Start Records shown

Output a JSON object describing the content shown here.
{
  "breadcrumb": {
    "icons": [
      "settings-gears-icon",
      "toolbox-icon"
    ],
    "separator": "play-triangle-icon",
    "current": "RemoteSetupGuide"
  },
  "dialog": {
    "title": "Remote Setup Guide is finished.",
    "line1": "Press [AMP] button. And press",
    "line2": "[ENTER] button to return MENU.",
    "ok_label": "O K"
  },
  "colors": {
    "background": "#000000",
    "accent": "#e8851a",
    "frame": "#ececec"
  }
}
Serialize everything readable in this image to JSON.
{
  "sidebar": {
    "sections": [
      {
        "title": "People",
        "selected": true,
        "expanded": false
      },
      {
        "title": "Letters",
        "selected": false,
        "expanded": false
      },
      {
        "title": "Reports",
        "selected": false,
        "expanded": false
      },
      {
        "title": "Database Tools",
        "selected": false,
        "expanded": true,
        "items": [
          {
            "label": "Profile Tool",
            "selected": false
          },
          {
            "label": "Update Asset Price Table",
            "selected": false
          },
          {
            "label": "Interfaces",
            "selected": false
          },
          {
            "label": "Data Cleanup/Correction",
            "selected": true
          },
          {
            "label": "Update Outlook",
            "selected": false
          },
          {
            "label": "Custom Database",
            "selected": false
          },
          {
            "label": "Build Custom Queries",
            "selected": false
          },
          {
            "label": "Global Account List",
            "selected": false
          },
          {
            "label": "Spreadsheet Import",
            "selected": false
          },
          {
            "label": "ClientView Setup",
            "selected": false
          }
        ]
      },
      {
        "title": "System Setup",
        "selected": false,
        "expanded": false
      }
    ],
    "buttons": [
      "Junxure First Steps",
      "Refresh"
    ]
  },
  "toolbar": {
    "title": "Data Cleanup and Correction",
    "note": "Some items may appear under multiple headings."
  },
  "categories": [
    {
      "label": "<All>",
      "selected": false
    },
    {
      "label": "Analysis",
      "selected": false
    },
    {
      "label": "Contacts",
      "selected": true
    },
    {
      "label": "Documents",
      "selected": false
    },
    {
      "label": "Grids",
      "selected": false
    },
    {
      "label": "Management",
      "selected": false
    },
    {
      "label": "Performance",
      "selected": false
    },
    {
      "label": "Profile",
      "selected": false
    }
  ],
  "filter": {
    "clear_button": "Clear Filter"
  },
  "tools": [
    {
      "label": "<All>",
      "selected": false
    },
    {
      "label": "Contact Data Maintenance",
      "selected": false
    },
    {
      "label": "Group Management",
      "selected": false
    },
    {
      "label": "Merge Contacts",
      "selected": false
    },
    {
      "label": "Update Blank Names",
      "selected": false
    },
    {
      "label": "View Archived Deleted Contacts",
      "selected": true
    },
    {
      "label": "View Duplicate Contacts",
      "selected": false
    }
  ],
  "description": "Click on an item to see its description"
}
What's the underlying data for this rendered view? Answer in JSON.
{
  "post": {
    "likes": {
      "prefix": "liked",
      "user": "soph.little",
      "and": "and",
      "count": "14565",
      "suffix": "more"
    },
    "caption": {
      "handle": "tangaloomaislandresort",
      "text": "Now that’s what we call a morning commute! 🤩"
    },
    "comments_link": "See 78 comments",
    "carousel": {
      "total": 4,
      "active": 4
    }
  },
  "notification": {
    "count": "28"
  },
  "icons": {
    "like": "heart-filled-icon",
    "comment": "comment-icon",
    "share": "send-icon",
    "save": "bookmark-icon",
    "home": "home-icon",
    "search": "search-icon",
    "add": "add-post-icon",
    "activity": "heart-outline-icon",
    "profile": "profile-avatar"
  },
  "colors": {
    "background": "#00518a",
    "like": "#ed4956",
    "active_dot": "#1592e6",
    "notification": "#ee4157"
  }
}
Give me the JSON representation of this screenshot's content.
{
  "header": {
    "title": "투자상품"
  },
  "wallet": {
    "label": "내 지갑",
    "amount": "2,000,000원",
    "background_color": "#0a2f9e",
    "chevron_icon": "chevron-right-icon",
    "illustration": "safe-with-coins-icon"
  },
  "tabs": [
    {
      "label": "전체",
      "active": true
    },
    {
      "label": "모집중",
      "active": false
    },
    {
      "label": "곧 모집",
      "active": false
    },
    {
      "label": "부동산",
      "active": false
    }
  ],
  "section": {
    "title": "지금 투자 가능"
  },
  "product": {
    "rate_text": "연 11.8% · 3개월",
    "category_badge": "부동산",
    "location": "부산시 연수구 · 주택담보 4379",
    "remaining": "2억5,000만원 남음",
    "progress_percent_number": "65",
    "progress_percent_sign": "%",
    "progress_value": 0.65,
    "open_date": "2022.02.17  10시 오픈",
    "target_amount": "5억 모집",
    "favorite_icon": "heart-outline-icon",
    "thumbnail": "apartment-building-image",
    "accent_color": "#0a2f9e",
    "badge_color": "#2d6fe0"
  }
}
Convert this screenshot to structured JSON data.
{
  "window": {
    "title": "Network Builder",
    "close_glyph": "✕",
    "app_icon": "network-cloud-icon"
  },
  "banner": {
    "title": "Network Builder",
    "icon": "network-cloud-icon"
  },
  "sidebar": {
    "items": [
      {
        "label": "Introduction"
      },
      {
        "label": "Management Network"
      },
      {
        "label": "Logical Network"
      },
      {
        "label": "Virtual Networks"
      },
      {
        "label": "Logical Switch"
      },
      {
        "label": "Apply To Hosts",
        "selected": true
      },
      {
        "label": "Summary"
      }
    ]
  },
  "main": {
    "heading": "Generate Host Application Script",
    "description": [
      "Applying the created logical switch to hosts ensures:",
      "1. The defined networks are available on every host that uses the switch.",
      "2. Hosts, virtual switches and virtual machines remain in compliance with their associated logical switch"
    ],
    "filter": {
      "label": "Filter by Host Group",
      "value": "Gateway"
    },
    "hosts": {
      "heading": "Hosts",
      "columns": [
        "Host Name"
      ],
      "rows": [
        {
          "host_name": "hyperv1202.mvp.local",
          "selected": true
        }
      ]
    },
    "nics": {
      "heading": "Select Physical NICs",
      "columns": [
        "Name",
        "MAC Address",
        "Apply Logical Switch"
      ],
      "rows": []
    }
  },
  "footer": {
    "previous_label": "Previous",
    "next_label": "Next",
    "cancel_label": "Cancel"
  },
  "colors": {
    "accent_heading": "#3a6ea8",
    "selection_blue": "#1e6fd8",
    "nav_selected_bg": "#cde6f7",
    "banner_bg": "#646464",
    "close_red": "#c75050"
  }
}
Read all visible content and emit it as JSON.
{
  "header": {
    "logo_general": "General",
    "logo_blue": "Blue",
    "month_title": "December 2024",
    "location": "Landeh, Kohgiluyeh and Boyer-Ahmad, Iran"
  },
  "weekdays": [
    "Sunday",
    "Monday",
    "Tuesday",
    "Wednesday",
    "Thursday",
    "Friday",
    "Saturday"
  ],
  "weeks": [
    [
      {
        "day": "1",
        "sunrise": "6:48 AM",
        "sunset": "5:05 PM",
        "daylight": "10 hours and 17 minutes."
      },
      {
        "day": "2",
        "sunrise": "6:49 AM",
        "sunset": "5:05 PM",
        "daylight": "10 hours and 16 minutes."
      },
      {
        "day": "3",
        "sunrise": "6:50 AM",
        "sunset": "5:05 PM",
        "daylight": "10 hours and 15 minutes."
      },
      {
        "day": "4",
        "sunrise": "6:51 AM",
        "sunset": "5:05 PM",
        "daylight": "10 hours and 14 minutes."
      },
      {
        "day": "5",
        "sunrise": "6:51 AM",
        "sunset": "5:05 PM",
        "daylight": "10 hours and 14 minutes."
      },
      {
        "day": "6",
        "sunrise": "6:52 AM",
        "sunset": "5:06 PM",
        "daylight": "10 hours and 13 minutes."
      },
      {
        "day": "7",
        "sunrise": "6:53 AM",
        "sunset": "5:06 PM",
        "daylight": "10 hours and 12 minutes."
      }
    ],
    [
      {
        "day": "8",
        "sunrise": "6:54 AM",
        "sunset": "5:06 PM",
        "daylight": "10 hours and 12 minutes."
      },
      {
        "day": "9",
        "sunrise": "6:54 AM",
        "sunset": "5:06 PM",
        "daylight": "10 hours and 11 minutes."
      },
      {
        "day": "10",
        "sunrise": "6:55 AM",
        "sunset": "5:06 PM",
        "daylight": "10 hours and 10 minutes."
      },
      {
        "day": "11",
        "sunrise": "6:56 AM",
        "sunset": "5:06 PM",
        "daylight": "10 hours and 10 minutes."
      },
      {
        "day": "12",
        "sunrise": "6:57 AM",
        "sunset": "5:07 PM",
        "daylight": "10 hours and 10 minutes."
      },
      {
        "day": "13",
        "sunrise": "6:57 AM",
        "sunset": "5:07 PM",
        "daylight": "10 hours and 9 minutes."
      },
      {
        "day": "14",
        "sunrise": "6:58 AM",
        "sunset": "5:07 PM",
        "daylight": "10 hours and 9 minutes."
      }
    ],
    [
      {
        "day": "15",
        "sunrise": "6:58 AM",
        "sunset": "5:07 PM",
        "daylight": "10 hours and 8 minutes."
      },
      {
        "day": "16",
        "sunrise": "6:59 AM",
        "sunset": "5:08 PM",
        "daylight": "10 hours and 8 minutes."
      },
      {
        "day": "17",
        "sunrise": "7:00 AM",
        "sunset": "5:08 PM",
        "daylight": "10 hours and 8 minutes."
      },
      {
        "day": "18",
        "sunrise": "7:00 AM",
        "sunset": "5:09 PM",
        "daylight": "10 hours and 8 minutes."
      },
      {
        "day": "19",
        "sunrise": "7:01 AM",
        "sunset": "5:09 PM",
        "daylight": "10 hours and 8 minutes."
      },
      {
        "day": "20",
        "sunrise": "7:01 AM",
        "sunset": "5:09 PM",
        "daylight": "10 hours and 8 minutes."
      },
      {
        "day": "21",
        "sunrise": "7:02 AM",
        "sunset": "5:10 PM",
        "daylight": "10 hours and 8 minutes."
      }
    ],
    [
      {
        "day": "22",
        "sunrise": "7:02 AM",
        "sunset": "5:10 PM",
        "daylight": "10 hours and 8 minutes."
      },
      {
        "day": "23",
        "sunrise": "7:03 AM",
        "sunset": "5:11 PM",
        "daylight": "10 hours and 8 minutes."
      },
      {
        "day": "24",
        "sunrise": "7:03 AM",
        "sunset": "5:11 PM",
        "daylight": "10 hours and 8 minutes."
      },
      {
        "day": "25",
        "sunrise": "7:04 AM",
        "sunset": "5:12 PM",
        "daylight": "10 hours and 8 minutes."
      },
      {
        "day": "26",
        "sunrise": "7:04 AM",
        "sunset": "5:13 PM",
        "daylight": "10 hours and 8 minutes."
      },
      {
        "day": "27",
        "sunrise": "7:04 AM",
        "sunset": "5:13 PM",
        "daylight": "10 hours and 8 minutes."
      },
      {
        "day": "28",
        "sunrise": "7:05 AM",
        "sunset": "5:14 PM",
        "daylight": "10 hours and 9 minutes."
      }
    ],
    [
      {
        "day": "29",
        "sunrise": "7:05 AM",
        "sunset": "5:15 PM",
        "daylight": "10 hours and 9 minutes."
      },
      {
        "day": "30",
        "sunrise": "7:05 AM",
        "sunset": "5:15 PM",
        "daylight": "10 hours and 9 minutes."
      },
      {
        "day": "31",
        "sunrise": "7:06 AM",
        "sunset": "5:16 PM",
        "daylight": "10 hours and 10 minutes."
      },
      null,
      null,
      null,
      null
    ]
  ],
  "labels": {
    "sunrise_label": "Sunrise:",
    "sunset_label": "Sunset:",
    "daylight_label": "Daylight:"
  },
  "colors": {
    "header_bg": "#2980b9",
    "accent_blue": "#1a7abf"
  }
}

End Records shown

■ To be done: Search the entries for the word "with", then list each line that holds it.

■ Complete answer:
    "illustration": "safe-with-coins-icon"
      "2. Hosts, virtual switches and virtual machines remain in compliance with their associated logical switch"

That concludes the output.